作業内容:
以下のオーケストラのスコアとトランペットの管についての文章を、一字一句変えずに全文書き写す。
*** ページ抜粋
オーケストラのスコアを見ると当時の作曲者がどのような思いでこの楽器を選んだのか、このフレーズは何故この楽器なのか、などと色々考えを巡らせることができます。
そこで今回は私がスコアを見て感じたことを話していこうかなと思います。

トランペットの選択

古典派時代からロマン派中期ぐらいまでのスコアを見ると、トランペットに何の管が使われているかが作曲者それぞれで違うなと思います。

当時のトランペットはナチュラルトランペットといって、今のようにバルブを持たない楽器でした。これはホルンにも言えることですが。

ナチュラルトランペット

なので、今みたいに半音階が演奏できません倍音列しか演奏できませんでした。
例えばC管ナチュラルトランペットを使用した場合は以下の音しか使えませんでした。

C管ナチュラルトランペットが使える。括弧の音はあまり使われません

作品がハ長調の時はC管トランペットを使う。ニ長調の時はD管トランペットを使う、といったように管を使い分けして演奏していました。交響曲など複数の楽章からなる作品は楽章で調性が変わるので、楽章ごとに管の使い分けをしていたわけです。
******
*** 記録データ
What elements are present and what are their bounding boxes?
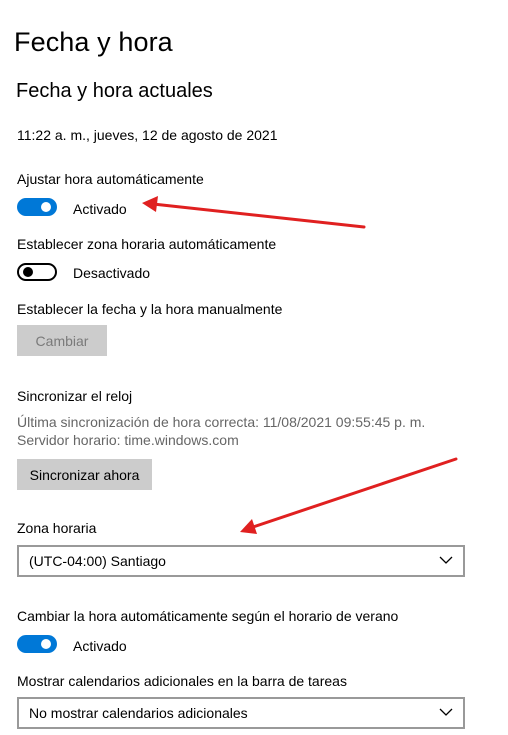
******
解答:
オーケストラのスコアを見ると当時の作曲者がどのような思いでこの楽器を選んだのか、このフレーズは何故この楽器なのか、などと色々考えを巡らせることができます。
そこで今回は私がスコアを見て感じたことを話していこうかなと思います。

トランペットの選択

古典派時代からロマン派中期ぐらいまでのスコアを見ると、トランペットに何の管が使われているかが作曲者それぞれで違うなと思います。

当時のトランペットはナチュラルトランペットといって、今のようにバルブを持たない楽器でした。これはホルンにも言えることですが。

ナチュラルトランペット

なので、今みたいに半音階が演奏できません倍音列しか演奏できませんでした。
例えばC管ナチュラルトランペットを使用した場合は以下の音しか使えませんでした。

C管ナチュラルトランペットが使える。括弧の音はあまり使われません

作品がハ長調の時はC管トランペットを使う。ニ長調の時はD管トランペットを使う、といったように管を使い分けして演奏していました。交響曲など複数の楽章からなる作品は楽章で調性が変わるので、楽章ごとに管の使い分けをしていたわけです。